Prompt
Repeat the material exactly, leaving nothing out.

Available records
○ ○ ○ ○ ○
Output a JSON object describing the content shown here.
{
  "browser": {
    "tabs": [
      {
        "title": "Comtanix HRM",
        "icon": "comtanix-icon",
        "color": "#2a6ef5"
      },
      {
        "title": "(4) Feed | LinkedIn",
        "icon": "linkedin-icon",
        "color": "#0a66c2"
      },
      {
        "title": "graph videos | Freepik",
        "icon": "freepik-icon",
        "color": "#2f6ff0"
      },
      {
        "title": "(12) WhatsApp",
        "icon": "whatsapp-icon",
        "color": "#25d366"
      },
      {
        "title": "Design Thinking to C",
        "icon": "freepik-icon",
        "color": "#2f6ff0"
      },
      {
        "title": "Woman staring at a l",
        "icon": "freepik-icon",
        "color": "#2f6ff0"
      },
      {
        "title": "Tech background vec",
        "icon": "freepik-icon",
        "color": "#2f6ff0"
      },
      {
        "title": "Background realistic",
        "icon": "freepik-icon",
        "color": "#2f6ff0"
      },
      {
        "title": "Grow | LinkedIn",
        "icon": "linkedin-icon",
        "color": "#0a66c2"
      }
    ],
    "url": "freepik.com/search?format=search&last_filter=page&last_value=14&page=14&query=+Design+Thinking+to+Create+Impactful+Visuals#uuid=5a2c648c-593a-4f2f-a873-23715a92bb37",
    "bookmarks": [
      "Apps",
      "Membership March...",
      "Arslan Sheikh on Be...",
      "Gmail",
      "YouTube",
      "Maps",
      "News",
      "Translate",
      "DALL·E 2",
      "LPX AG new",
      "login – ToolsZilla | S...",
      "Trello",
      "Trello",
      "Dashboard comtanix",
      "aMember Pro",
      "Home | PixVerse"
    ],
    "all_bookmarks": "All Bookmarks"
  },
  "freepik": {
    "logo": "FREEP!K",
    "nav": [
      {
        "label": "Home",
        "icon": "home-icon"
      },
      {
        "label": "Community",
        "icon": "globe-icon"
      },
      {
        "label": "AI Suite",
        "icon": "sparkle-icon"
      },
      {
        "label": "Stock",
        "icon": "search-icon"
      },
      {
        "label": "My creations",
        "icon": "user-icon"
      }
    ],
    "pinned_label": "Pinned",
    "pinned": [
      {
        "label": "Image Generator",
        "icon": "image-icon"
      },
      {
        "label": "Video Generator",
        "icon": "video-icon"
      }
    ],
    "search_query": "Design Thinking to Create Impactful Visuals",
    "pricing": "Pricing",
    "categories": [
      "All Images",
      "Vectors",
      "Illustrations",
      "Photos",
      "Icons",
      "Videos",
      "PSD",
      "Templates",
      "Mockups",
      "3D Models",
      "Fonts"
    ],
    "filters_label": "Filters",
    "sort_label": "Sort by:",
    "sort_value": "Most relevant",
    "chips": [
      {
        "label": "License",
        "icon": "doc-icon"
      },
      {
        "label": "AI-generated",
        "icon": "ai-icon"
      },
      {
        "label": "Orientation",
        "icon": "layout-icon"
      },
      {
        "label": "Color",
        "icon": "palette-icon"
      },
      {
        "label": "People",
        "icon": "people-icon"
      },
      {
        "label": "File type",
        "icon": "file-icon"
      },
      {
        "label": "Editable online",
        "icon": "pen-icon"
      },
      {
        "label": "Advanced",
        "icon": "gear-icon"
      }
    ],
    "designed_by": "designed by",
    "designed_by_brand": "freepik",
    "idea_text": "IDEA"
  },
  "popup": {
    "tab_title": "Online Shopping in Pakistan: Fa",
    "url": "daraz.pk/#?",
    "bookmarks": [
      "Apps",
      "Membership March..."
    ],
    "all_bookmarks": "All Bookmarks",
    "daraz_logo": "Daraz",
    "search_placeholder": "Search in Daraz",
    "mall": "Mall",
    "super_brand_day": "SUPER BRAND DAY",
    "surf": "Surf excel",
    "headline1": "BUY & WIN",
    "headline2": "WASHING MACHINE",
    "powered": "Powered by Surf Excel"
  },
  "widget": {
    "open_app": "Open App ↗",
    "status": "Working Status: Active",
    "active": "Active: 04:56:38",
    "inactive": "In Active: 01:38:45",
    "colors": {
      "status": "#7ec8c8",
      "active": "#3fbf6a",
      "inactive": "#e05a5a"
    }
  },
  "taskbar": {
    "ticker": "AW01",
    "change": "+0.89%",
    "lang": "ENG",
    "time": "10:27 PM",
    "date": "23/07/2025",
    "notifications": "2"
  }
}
○ ○ ○ ○ ○
Solution to the exercise
Output a JSON object describing the content shown here.
{
  "browser": {
    "tabs": [
      {
        "title": "Comtanix HRM",
        "icon": "comtanix-icon",
        "color": "#2a6ef5"
      },
      {
        "title": "(4) Feed | LinkedIn",
        "icon": "linkedin-icon",
        "color": "#0a66c2"
      },
      {
        "title": "graph videos | Freepik",
        "icon": "freepik-icon",
        "color": "#2f6ff0"
      },
      {
        "title": "(12) WhatsApp",
        "icon": "whatsapp-icon",
        "color": "#25d366"
      },
      {
        "title": "Design Thinking to C",
        "icon": "freepik-icon",
        "color": "#2f6ff0"
      },
      {
        "title": "Woman staring at a l",
        "icon": "freepik-icon",
        "color": "#2f6ff0"
      },
      {
        "title": "Tech background vec",
        "icon": "freepik-icon",
        "color": "#2f6ff0"
      },
      {
        "title": "Background realistic",
        "icon": "freepik-icon",
        "color": "#2f6ff0"
      },
      {
        "title": "Grow | LinkedIn",
        "icon": "linkedin-icon",
        "color": "#0a66c2"
      }
    ],
    "url": "freepik.com/search?format=search&last_filter=page&last_value=14&page=14&query=+Design+Thinking+to+Create+Impactful+Visuals#uuid=5a2c648c-593a-4f2f-a873-23715a92bb37",
    "bookmarks": [
      "Apps",
      "Membership March...",
      "Arslan Sheikh on Be...",
      "Gmail",
      "YouTube",
      "Maps",
      "News",
      "Translate",
      "DALL·E 2",
      "LPX AG new",
      "login – ToolsZilla | S...",
      "Trello",
      "Trello",
      "Dashboard comtanix",
      "aMember Pro",
      "Home | PixVerse"
    ],
    "all_bookmarks": "All Bookmarks"
  },
  "freepik": {
    "logo": "FREEP!K",
    "nav": [
      {
        "label": "Home",
        "icon": "home-icon"
      },
      {
        "label": "Community",
        "icon": "globe-icon"
      },
      {
        "label": "AI Suite",
        "icon": "sparkle-icon"
      },
      {
        "label": "Stock",
        "icon": "search-icon"
      },
      {
        "label": "My creations",
        "icon": "user-icon"
      }
    ],
    "pinned_label": "Pinned",
    "pinned": [
      {
        "label": "Image Generator",
        "icon": "image-icon"
      },
      {
        "label": "Video Generator",
        "icon": "video-icon"
      }
    ],
    "search_query": "Design Thinking to Create Impactful Visuals",
    "pricing": "Pricing",
    "categories": [
      "All Images",
      "Vectors",
      "Illustrations",
      "Photos",
      "Icons",
      "Videos",
      "PSD",
      "Templates",
      "Mockups",
      "3D Models",
      "Fonts"
    ],
    "filters_label": "Filters",
    "sort_label": "Sort by:",
    "sort_value": "Most relevant",
    "chips": [
      {
        "label": "License",
        "icon": "doc-icon"
      },
      {
        "label": "AI-generated",
        "icon": "ai-icon"
      },
      {
        "label": "Orientation",
        "icon": "layout-icon"
      },
      {
        "label": "Color",
        "icon": "palette-icon"
      },
      {
        "label": "People",
        "icon": "people-icon"
      },
      {
        "label": "File type",
        "icon": "file-icon"
      },
      {
        "label": "Editable online",
        "icon": "pen-icon"
      },
      {
        "label": "Advanced",
        "icon": "gear-icon"
      }
    ],
    "designed_by": "designed by",
    "designed_by_brand": "freepik",
    "idea_text": "IDEA"
  },
  "popup": {
    "tab_title": "Online Shopping in Pakistan: Fa",
    "url": "daraz.pk/#?",
    "bookmarks": [
      "Apps",
      "Membership March..."
    ],
    "all_bookmarks": "All Bookmarks",
    "daraz_logo": "Daraz",
    "search_placeholder": "Search in Daraz",
    "mall": "Mall",
    "super_brand_day": "SUPER BRAND DAY",
    "surf": "Surf excel",
    "headline1": "BUY & WIN",
    "headline2": "WASHING MACHINE",
    "powered": "Powered by Surf Excel"
  },
  "widget": {
    "open_app": "Open App ↗",
    "status": "Working Status: Active",
    "active": "Active: 04:56:38",
    "inactive": "In Active: 01:38:45",
    "colors": {
      "status": "#7ec8c8",
      "active": "#3fbf6a",
      "inactive": "#e05a5a"
    }
  },
  "taskbar": {
    "ticker": "AW01",
    "change": "+0.89%",
    "lang": "ENG",
    "time": "10:27 PM",
    "date": "23/07/2025",
    "notifications": "2"
  }
}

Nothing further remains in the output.